__Input for this task__:
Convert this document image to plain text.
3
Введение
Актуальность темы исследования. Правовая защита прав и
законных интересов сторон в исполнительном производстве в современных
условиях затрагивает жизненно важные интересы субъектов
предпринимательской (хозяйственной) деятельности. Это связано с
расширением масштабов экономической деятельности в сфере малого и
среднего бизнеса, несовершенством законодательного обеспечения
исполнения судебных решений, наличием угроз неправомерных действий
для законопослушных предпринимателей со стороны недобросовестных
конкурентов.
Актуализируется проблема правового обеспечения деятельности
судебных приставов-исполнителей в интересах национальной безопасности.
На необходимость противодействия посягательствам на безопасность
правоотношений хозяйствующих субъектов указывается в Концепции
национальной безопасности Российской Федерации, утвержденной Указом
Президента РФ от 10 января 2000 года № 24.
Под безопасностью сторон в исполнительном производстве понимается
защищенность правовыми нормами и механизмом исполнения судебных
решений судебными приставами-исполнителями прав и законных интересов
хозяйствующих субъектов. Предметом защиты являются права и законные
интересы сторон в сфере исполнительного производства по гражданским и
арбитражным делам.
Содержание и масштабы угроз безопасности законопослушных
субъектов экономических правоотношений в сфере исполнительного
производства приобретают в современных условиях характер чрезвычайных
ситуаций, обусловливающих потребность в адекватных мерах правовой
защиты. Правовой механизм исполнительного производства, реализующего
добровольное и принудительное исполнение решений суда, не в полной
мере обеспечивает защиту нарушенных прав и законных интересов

__What to do__: Write every entry out again exactly.

__Response__:
Convert this document image to plain text.
3
Введение
Актуальность темы исследования. Правовая защита прав и
законных интересов сторон в исполнительном производстве в современных
условиях затрагивает жизненно важные интересы субъектов
предпринимательской (хозяйственной) деятельности. Это связано с
расширением масштабов экономической деятельности в сфере малого и
среднего бизнеса, несовершенством законодательного обеспечения
исполнения судебных решений, наличием угроз неправомерных действий
для законопослушных предпринимателей со стороны недобросовестных
конкурентов.
Актуализируется проблема правового обеспечения деятельности
судебных приставов-исполнителей в интересах национальной безопасности.
На необходимость противодействия посягательствам на безопасность
правоотношений хозяйствующих субъектов указывается в Концепции
национальной безопасности Российской Федерации, утвержденной Указом
Президента РФ от 10 января 2000 года № 24.
Под безопасностью сторон в исполнительном производстве понимается
защищенность правовыми нормами и механизмом исполнения судебных
решений судебными приставами-исполнителями прав и законных интересов
хозяйствующих субъектов. Предметом защиты являются права и законные
интересы сторон в сфере исполнительного производства по гражданским и
арбитражным делам.
Содержание и масштабы угроз безопасности законопослушных
субъектов экономических правоотношений в сфере исполнительного
производства приобретают в современных условиях характер чрезвычайных
ситуаций, обусловливающих потребность в адекватных мерах правовой
защиты. Правовой механизм исполнительного производства, реализующего
добровольное и принудительное исполнение решений суда, не в полной
мере обеспечивает защиту нарушенных прав и законных интересов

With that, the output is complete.